» **RECORDS SHOWN**:
┌──

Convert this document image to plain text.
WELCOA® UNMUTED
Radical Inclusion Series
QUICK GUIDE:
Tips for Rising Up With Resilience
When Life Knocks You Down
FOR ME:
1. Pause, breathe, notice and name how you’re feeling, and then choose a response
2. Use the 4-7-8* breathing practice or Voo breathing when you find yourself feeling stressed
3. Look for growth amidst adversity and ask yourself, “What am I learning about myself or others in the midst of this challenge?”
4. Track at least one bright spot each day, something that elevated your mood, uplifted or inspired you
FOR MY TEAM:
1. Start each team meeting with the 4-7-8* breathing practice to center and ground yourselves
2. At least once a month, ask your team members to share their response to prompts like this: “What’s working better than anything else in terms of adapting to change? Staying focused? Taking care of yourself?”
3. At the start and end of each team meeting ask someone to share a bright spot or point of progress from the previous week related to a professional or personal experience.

└──

» **EXERCISE DESCRIPTION**: Type the whole listing again, unaltered.

» **TASK SOLUTION**:
Convert this document image to plain text.
WELCOA® UNMUTED
Radical Inclusion Series
QUICK GUIDE:
Tips for Rising Up With Resilience
When Life Knocks You Down
FOR ME:
1. Pause, breathe, notice and name how you’re feeling, and then choose a response
2. Use the 4-7-8* breathing practice or Voo breathing when you find yourself feeling stressed
3. Look for growth amidst adversity and ask yourself, “What am I learning about myself or others in the midst of this challenge?”
4. Track at least one bright spot each day, something that elevated your mood, uplifted or inspired you
FOR MY TEAM:
1. Start each team meeting with the 4-7-8* breathing practice to center and ground yourselves
2. At least once a month, ask your team members to share their response to prompts like this: “What’s working better than anything else in terms of adapting to change? Staying focused? Taking care of yourself?”
3. At the start and end of each team meeting ask someone to share a bright spot or point of progress from the previous week related to a professional or personal experience.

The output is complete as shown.